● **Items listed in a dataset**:
———

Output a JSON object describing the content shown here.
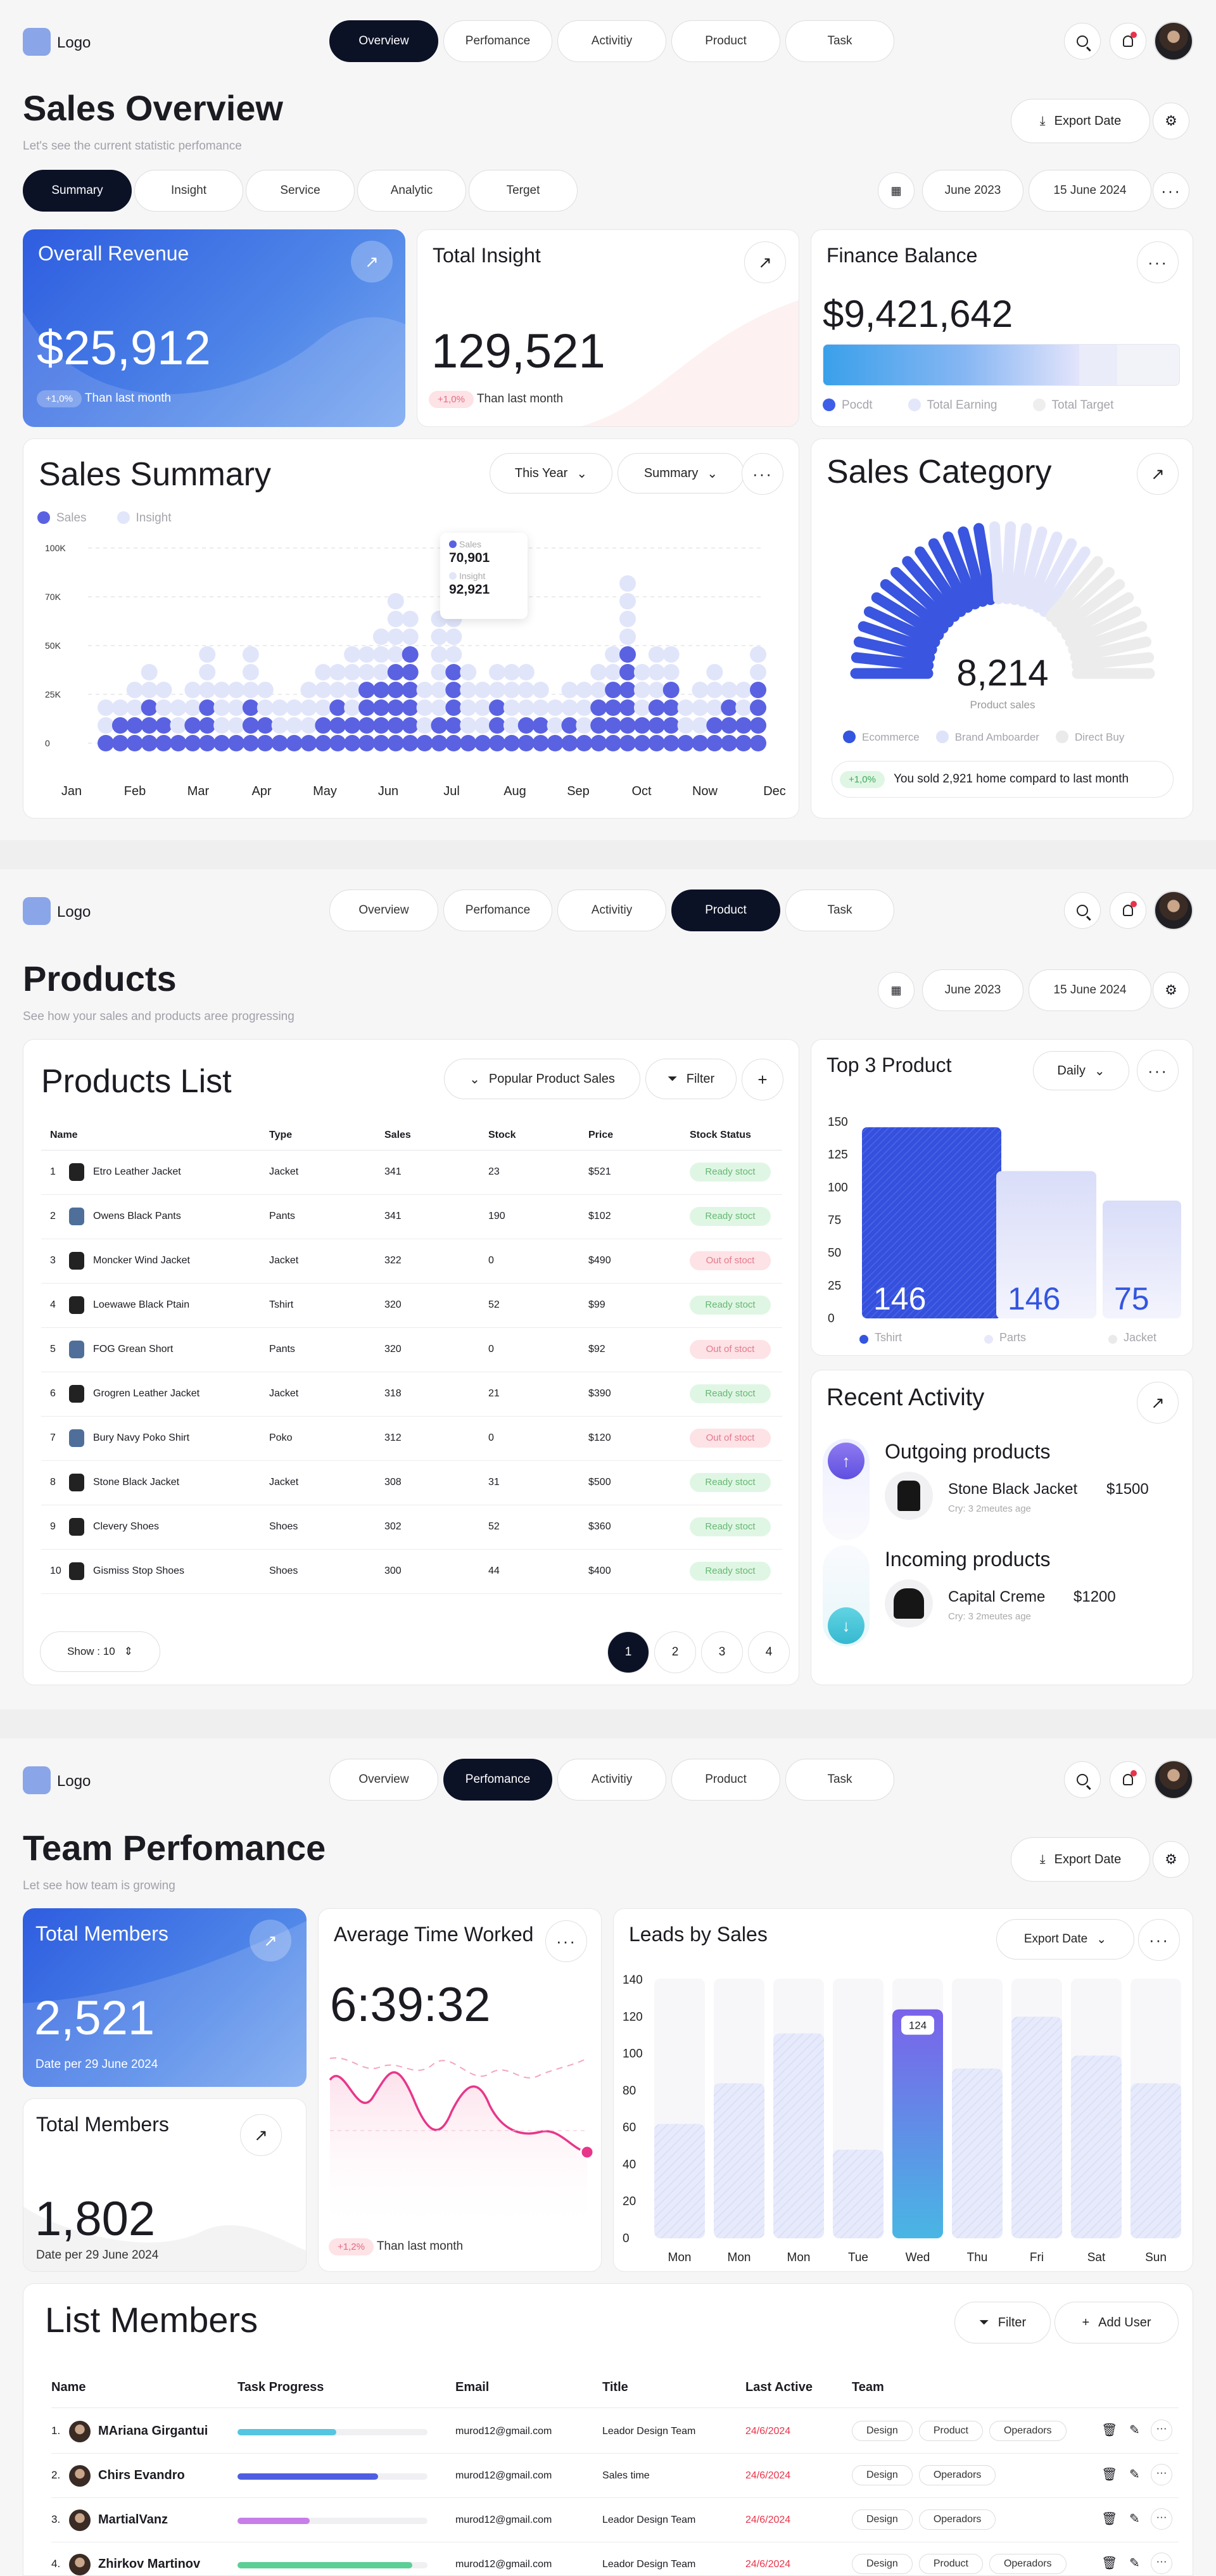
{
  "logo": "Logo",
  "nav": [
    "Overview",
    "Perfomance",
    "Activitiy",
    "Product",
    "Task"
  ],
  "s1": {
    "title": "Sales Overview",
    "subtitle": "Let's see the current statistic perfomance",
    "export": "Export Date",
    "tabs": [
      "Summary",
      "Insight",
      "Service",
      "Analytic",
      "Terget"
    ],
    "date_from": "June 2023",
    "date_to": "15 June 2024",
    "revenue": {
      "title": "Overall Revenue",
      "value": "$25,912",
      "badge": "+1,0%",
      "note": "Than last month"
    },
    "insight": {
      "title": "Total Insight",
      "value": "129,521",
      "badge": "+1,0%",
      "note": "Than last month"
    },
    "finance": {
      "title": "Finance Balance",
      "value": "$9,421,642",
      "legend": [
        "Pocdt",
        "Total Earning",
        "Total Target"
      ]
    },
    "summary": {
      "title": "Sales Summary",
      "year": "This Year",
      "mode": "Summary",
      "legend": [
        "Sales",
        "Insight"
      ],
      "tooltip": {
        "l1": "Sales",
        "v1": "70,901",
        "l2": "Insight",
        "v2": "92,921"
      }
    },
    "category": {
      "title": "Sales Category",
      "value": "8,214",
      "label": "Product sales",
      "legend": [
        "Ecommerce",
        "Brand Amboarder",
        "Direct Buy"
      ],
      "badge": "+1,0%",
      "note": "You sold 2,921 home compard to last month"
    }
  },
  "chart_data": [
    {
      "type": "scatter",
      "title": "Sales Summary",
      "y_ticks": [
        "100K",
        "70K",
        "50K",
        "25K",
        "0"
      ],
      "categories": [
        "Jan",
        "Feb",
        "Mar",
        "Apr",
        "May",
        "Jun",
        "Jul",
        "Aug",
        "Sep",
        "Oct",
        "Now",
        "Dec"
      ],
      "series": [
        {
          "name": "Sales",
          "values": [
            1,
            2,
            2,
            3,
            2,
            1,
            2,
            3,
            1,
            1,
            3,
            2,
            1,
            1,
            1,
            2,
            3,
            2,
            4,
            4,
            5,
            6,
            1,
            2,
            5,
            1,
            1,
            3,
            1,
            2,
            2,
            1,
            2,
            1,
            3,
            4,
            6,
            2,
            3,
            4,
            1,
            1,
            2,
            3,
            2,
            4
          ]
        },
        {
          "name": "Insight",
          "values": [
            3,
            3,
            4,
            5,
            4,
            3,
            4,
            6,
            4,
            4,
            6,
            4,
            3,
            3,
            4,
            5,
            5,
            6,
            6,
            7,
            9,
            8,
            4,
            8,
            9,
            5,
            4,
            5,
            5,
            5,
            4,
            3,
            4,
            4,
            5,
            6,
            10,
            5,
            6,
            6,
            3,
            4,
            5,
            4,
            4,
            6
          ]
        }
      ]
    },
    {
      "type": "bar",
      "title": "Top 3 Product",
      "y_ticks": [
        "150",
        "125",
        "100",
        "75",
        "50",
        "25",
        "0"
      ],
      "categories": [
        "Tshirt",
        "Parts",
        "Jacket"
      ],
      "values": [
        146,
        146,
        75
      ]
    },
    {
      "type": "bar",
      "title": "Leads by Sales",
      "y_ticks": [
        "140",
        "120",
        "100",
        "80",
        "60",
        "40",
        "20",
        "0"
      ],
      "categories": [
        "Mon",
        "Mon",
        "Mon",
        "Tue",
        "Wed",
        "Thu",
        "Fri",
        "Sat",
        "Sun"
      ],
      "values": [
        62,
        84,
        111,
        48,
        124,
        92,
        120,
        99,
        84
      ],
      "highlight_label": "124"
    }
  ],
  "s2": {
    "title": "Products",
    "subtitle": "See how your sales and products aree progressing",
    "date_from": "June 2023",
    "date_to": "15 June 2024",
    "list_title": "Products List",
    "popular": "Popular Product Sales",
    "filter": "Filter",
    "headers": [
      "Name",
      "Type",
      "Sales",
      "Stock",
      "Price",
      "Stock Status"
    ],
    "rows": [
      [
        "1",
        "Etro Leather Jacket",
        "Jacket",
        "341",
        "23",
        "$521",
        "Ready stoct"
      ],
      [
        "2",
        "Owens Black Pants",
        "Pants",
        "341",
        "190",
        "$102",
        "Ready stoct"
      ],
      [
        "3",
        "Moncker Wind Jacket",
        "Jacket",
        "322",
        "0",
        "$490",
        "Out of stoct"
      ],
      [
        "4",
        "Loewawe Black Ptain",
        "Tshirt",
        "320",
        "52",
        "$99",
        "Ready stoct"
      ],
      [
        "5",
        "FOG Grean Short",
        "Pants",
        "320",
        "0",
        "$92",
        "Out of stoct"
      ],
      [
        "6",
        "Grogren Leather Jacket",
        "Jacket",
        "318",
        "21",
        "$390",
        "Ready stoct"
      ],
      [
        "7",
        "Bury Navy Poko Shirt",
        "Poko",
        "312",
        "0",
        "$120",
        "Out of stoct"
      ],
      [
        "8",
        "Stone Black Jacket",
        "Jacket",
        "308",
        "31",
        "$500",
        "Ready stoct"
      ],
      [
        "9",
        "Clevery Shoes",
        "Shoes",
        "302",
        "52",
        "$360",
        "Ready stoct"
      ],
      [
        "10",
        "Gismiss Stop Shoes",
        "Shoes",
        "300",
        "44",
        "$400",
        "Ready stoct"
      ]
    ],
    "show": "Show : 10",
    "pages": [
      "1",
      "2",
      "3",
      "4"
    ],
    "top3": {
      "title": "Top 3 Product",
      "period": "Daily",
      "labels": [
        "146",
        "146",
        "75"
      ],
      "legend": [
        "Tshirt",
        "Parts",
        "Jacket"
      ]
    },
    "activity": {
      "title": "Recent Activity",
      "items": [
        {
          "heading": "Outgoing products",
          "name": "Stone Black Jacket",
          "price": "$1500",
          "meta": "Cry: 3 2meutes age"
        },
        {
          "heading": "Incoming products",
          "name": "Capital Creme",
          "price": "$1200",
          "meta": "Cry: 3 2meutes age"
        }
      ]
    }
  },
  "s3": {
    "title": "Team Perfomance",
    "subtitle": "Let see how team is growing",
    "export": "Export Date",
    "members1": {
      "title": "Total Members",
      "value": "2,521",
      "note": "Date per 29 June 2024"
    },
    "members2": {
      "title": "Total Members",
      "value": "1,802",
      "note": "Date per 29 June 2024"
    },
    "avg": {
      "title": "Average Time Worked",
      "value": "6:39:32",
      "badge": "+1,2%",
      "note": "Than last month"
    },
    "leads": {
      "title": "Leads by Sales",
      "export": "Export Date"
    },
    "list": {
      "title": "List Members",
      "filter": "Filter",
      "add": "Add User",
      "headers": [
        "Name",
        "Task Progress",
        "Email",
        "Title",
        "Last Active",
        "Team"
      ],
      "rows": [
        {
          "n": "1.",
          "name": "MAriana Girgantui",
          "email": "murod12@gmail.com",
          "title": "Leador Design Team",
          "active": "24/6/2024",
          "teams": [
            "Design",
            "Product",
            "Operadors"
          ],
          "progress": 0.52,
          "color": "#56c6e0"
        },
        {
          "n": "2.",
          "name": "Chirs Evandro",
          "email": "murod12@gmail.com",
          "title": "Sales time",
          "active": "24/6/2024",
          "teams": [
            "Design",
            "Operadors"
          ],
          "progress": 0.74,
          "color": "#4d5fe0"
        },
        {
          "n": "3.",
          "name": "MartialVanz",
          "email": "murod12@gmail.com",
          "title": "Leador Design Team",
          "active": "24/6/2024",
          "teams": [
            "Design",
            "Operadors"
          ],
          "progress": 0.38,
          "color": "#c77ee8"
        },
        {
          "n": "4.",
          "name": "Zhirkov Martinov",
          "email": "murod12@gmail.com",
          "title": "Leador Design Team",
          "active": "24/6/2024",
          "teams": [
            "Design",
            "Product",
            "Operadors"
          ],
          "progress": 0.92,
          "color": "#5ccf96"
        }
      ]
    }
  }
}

———

Gather all lines with the string "Total" from the data.

● **SOLUTION FOR THIS TASK**:
      "title": "Total Insight",
        "Total Earning",
        "Total Target"
      "title": "Total Members",
      "title": "Total Members",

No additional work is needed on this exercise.